-- START OF Supplied information --
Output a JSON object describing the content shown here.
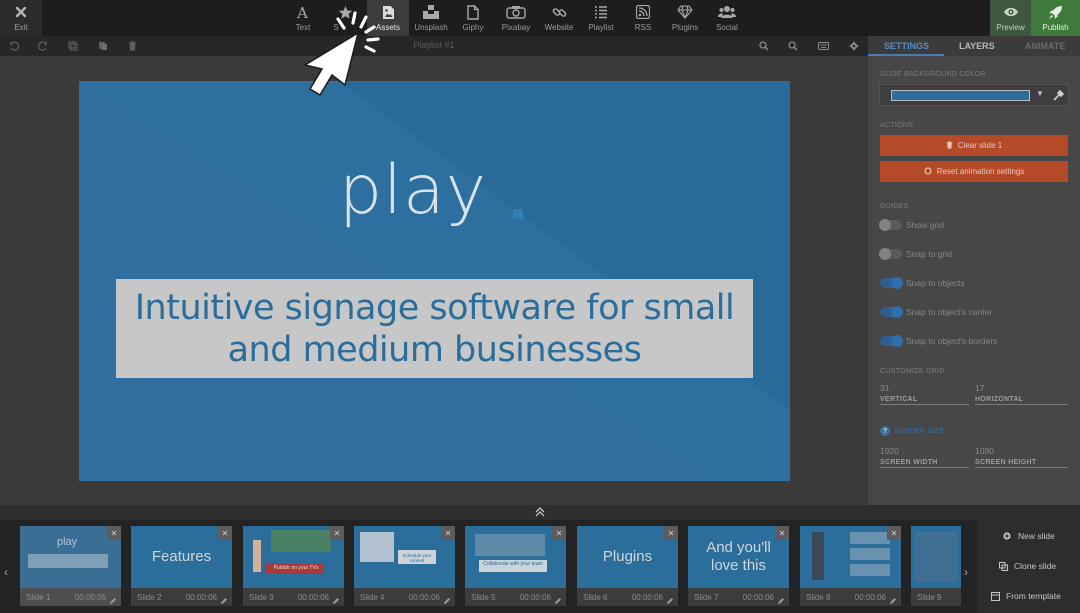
{
  "toolbar": {
    "exit": "Exit",
    "items": [
      {
        "label": "Text",
        "icon": "text-icon"
      },
      {
        "label": "Shapes",
        "icon": "star-icon"
      },
      {
        "label": "Assets",
        "icon": "assets-icon"
      },
      {
        "label": "Unsplash",
        "icon": "unsplash-icon"
      },
      {
        "label": "Giphy",
        "icon": "giphy-icon"
      },
      {
        "label": "Pixabay",
        "icon": "camera-icon"
      },
      {
        "label": "Website",
        "icon": "link-icon"
      },
      {
        "label": "Playlist",
        "icon": "list-icon"
      },
      {
        "label": "RSS",
        "icon": "rss-icon"
      },
      {
        "label": "Plugins",
        "icon": "diamond-icon"
      },
      {
        "label": "Social",
        "icon": "users-icon"
      }
    ],
    "shapes_partial": "S",
    "preview": "Preview",
    "publish": "Publish"
  },
  "subbar": {
    "title": "Playlist #1"
  },
  "slide": {
    "logo": "play",
    "caption": "Intuitive signage software for small and medium businesses",
    "background": "#2d6f9e"
  },
  "panel": {
    "tabs": {
      "settings": "SETTINGS",
      "layers": "LAYERS",
      "animate": "ANIMATE"
    },
    "bg_color_label": "SLIDE BACKGROUND COLOR",
    "bg_color": "#2b6d9b",
    "actions_label": "ACTIONS",
    "clear_slide": "Clear slide 1",
    "reset_animation": "Reset animation settings",
    "guides_label": "GUIDES",
    "guides": [
      {
        "label": "Show grid",
        "on": false
      },
      {
        "label": "Snap to grid",
        "on": false
      },
      {
        "label": "Snap to objects",
        "on": true
      },
      {
        "label": "Snap to object's center",
        "on": true
      },
      {
        "label": "Snap to object's borders",
        "on": true
      }
    ],
    "grid_label": "CUSTOMIZE GRID",
    "grid": {
      "vertical_value": "31",
      "vertical_label": "VERTICAL",
      "horizontal_value": "17",
      "horizontal_label": "HORIZONTAL"
    },
    "screen_size_label": "SCREEN SIZE",
    "screen": {
      "width_value": "1920",
      "width_label": "SCREEN WIDTH",
      "height_value": "1080",
      "height_label": "SCREEN HEIGHT"
    }
  },
  "filmstrip": {
    "slides": [
      {
        "name": "Slide 1",
        "time": "00:00:05",
        "text": "play"
      },
      {
        "name": "Slide 2",
        "time": "00:00:06",
        "text": "Features"
      },
      {
        "name": "Slide 3",
        "time": "00:00:06",
        "text": "Publish on your TVs"
      },
      {
        "name": "Slide 4",
        "time": "00:00:06",
        "text": "Schedule your content"
      },
      {
        "name": "Slide 5",
        "time": "00:00:06",
        "text": "Collaborate with your team"
      },
      {
        "name": "Slide 6",
        "time": "00:00:06",
        "text": "Plugins"
      },
      {
        "name": "Slide 7",
        "time": "00:00:06",
        "text": "And you'll love this"
      },
      {
        "name": "Slide 8",
        "time": "00:00:06",
        "text": ""
      },
      {
        "name": "Slide 9",
        "time": "",
        "text": ""
      }
    ],
    "new_slide": "New slide",
    "clone_slide": "Clone slide",
    "from_template": "From template"
  }
}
-- END OF Supplied information --
What to work on ::
Set down the material exactly, every line of it, except for the pictures.

Result of the task ::
Output a JSON object describing the content shown here.
{
  "toolbar": {
    "exit": "Exit",
    "items": [
      {
        "label": "Text",
        "icon": "text-icon"
      },
      {
        "label": "Shapes",
        "icon": "star-icon"
      },
      {
        "label": "Assets",
        "icon": "assets-icon"
      },
      {
        "label": "Unsplash",
        "icon": "unsplash-icon"
      },
      {
        "label": "Giphy",
        "icon": "giphy-icon"
      },
      {
        "label": "Pixabay",
        "icon": "camera-icon"
      },
      {
        "label": "Website",
        "icon": "link-icon"
      },
      {
        "label": "Playlist",
        "icon": "list-icon"
      },
      {
        "label": "RSS",
        "icon": "rss-icon"
      },
      {
        "label": "Plugins",
        "icon": "diamond-icon"
      },
      {
        "label": "Social",
        "icon": "users-icon"
      }
    ],
    "shapes_partial": "S",
    "preview": "Preview",
    "publish": "Publish"
  },
  "subbar": {
    "title": "Playlist #1"
  },
  "slide": {
    "logo": "play",
    "caption": "Intuitive signage software for small and medium businesses",
    "background": "#2d6f9e"
  },
  "panel": {
    "tabs": {
      "settings": "SETTINGS",
      "layers": "LAYERS",
      "animate": "ANIMATE"
    },
    "bg_color_label": "SLIDE BACKGROUND COLOR",
    "bg_color": "#2b6d9b",
    "actions_label": "ACTIONS",
    "clear_slide": "Clear slide 1",
    "reset_animation": "Reset animation settings",
    "guides_label": "GUIDES",
    "guides": [
      {
        "label": "Show grid",
        "on": false
      },
      {
        "label": "Snap to grid",
        "on": false
      },
      {
        "label": "Snap to objects",
        "on": true
      },
      {
        "label": "Snap to object's center",
        "on": true
      },
      {
        "label": "Snap to object's borders",
        "on": true
      }
    ],
    "grid_label": "CUSTOMIZE GRID",
    "grid": {
      "vertical_value": "31",
      "vertical_label": "VERTICAL",
      "horizontal_value": "17",
      "horizontal_label": "HORIZONTAL"
    },
    "screen_size_label": "SCREEN SIZE",
    "screen": {
      "width_value": "1920",
      "width_label": "SCREEN WIDTH",
      "height_value": "1080",
      "height_label": "SCREEN HEIGHT"
    }
  },
  "filmstrip": {
    "slides": [
      {
        "name": "Slide 1",
        "time": "00:00:05",
        "text": "play"
      },
      {
        "name": "Slide 2",
        "time": "00:00:06",
        "text": "Features"
      },
      {
        "name": "Slide 3",
        "time": "00:00:06",
        "text": "Publish on your TVs"
      },
      {
        "name": "Slide 4",
        "time": "00:00:06",
        "text": "Schedule your content"
      },
      {
        "name": "Slide 5",
        "time": "00:00:06",
        "text": "Collaborate with your team"
      },
      {
        "name": "Slide 6",
        "time": "00:00:06",
        "text": "Plugins"
      },
      {
        "name": "Slide 7",
        "time": "00:00:06",
        "text": "And you'll love this"
      },
      {
        "name": "Slide 8",
        "time": "00:00:06",
        "text": ""
      },
      {
        "name": "Slide 9",
        "time": "",
        "text": ""
      }
    ],
    "new_slide": "New slide",
    "clone_slide": "Clone slide",
    "from_template": "From template"
  }
}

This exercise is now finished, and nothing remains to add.